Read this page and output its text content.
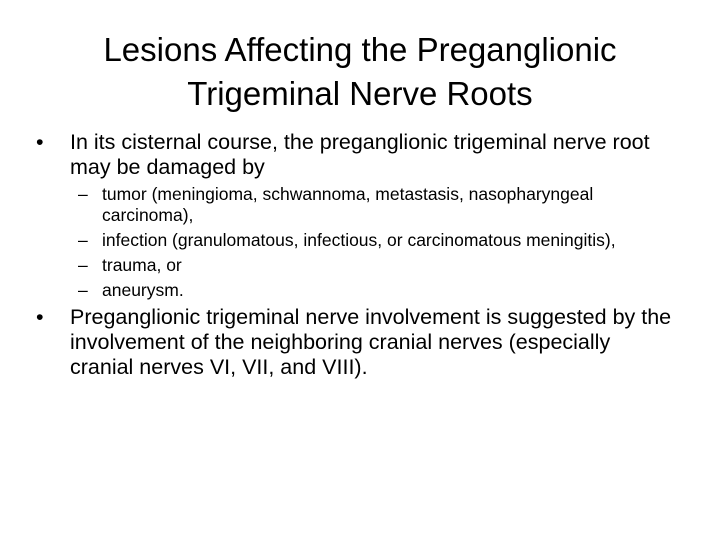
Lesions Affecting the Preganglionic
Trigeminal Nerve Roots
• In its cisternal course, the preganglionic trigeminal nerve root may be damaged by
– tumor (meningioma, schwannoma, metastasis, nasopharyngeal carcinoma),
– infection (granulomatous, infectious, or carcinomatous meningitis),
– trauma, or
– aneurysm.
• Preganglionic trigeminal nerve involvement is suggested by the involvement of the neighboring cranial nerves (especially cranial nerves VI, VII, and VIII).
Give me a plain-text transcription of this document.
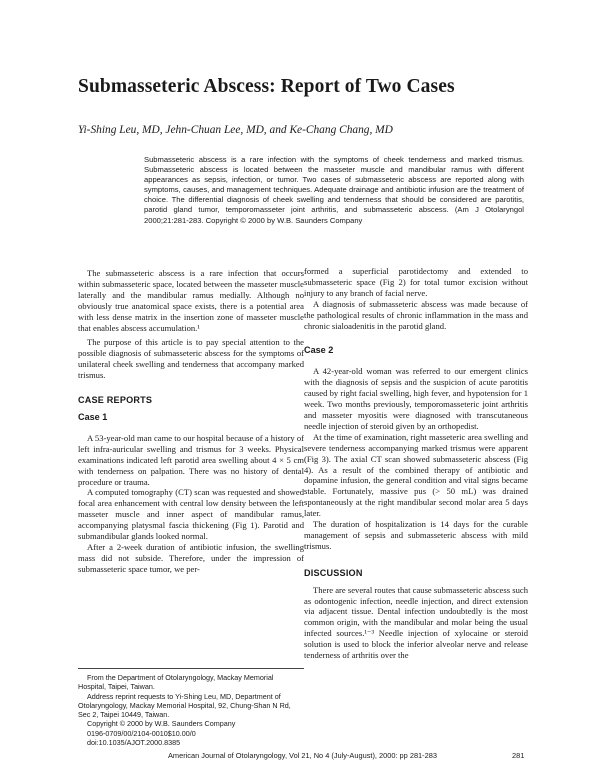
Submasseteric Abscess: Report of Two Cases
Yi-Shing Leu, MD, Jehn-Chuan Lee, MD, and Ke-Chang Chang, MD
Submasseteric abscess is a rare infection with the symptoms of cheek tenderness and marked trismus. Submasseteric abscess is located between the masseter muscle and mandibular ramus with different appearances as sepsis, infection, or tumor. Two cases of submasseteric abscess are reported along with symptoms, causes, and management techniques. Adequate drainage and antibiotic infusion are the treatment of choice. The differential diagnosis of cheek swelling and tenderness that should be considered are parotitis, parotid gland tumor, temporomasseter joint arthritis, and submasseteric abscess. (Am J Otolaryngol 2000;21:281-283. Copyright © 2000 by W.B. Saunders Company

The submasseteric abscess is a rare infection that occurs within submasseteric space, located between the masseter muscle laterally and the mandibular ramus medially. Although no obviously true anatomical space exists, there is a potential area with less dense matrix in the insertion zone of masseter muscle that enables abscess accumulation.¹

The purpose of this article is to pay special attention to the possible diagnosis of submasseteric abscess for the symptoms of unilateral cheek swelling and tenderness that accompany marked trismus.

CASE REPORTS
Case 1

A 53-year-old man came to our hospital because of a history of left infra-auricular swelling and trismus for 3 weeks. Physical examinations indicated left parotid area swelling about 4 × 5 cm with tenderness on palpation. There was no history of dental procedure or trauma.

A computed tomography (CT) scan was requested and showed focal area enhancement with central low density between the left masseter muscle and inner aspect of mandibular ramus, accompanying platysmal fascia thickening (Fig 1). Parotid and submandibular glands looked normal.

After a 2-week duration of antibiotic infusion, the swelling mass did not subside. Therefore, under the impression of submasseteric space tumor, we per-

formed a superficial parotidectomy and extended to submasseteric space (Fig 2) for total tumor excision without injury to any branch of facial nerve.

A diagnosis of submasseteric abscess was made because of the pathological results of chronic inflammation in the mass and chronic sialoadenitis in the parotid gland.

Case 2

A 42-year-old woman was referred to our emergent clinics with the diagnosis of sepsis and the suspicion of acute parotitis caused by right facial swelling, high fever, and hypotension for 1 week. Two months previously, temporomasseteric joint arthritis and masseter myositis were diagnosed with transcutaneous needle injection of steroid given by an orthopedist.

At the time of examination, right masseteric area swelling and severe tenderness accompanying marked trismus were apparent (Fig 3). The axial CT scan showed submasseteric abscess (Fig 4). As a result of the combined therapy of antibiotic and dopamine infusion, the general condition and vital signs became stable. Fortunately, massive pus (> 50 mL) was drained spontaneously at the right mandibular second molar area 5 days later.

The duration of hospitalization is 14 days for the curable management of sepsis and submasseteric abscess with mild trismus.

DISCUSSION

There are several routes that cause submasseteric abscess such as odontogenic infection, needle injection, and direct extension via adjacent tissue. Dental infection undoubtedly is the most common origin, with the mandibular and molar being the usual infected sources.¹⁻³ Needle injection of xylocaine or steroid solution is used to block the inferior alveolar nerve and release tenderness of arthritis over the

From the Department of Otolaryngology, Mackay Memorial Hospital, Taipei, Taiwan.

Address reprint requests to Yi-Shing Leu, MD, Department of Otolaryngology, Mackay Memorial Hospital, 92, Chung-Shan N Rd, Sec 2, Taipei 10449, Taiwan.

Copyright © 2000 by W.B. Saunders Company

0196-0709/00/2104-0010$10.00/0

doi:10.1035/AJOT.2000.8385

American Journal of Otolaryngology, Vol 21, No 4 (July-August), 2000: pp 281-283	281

--*--

§ **Exercise directions**
Omit the pictures and give the material again, exactly and in full.

§ **Answer to the exercise**
Read this page and output its text content.
Lesions Affecting the Preganglionic
Trigeminal Nerve Roots
• In its cisternal course, the preganglionic trigeminal nerve root may be damaged by
– tumor (meningioma, schwannoma, metastasis, nasopharyngeal carcinoma),
– infection (granulomatous, infectious, or carcinomatous meningitis),
– trauma, or
– aneurysm.
• Preganglionic trigeminal nerve involvement is suggested by the involvement of the neighboring cranial nerves (especially cranial nerves VI, VII, and VIII).
Give me a plain-text transcription of this document.
Submasseteric Abscess: Report of Two Cases
Yi-Shing Leu, MD, Jehn-Chuan Lee, MD, and Ke-Chang Chang, MD
Submasseteric abscess is a rare infection with the symptoms of cheek tenderness and marked trismus. Submasseteric abscess is located between the masseter muscle and mandibular ramus with different appearances as sepsis, infection, or tumor. Two cases of submasseteric abscess are reported along with symptoms, causes, and management techniques. Adequate drainage and antibiotic infusion are the treatment of choice. The differential diagnosis of cheek swelling and tenderness that should be considered are parotitis, parotid gland tumor, temporomasseter joint arthritis, and submasseteric abscess. (Am J Otolaryngol 2000;21:281-283. Copyright © 2000 by W.B. Saunders Company

The submasseteric abscess is a rare infection that occurs within submasseteric space, located between the masseter muscle laterally and the mandibular ramus medially. Although no obviously true anatomical space exists, there is a potential area with less dense matrix in the insertion zone of masseter muscle that enables abscess accumulation.¹

The purpose of this article is to pay special attention to the possible diagnosis of submasseteric abscess for the symptoms of unilateral cheek swelling and tenderness that accompany marked trismus.

CASE REPORTS
Case 1

A 53-year-old man came to our hospital because of a history of left infra-auricular swelling and trismus for 3 weeks. Physical examinations indicated left parotid area swelling about 4 × 5 cm with tenderness on palpation. There was no history of dental procedure or trauma.

A computed tomography (CT) scan was requested and showed focal area enhancement with central low density between the left masseter muscle and inner aspect of mandibular ramus, accompanying platysmal fascia thickening (Fig 1). Parotid and submandibular glands looked normal.

After a 2-week duration of antibiotic infusion, the swelling mass did not subside. Therefore, under the impression of submasseteric space tumor, we per-

formed a superficial parotidectomy and extended to submasseteric space (Fig 2) for total tumor excision without injury to any branch of facial nerve.

A diagnosis of submasseteric abscess was made because of the pathological results of chronic inflammation in the mass and chronic sialoadenitis in the parotid gland.

Case 2

A 42-year-old woman was referred to our emergent clinics with the diagnosis of sepsis and the suspicion of acute parotitis caused by right facial swelling, high fever, and hypotension for 1 week. Two months previously, temporomasseteric joint arthritis and masseter myositis were diagnosed with transcutaneous needle injection of steroid given by an orthopedist.

At the time of examination, right masseteric area swelling and severe tenderness accompanying marked trismus were apparent (Fig 3). The axial CT scan showed submasseteric abscess (Fig 4). As a result of the combined therapy of antibiotic and dopamine infusion, the general condition and vital signs became stable. Fortunately, massive pus (> 50 mL) was drained spontaneously at the right mandibular second molar area 5 days later.

The duration of hospitalization is 14 days for the curable management of sepsis and submasseteric abscess with mild trismus.

DISCUSSION

There are several routes that cause submasseteric abscess such as odontogenic infection, needle injection, and direct extension via adjacent tissue. Dental infection undoubtedly is the most common origin, with the mandibular and molar being the usual infected sources.¹⁻³ Needle injection of xylocaine or steroid solution is used to block the inferior alveolar nerve and release tenderness of arthritis over the

From the Department of Otolaryngology, Mackay Memorial Hospital, Taipei, Taiwan.

Address reprint requests to Yi-Shing Leu, MD, Department of Otolaryngology, Mackay Memorial Hospital, 92, Chung-Shan N Rd, Sec 2, Taipei 10449, Taiwan.

Copyright © 2000 by W.B. Saunders Company

0196-0709/00/2104-0010$10.00/0

doi:10.1035/AJOT.2000.8385

American Journal of Otolaryngology, Vol 21, No 4 (July-August), 2000: pp 281-283	281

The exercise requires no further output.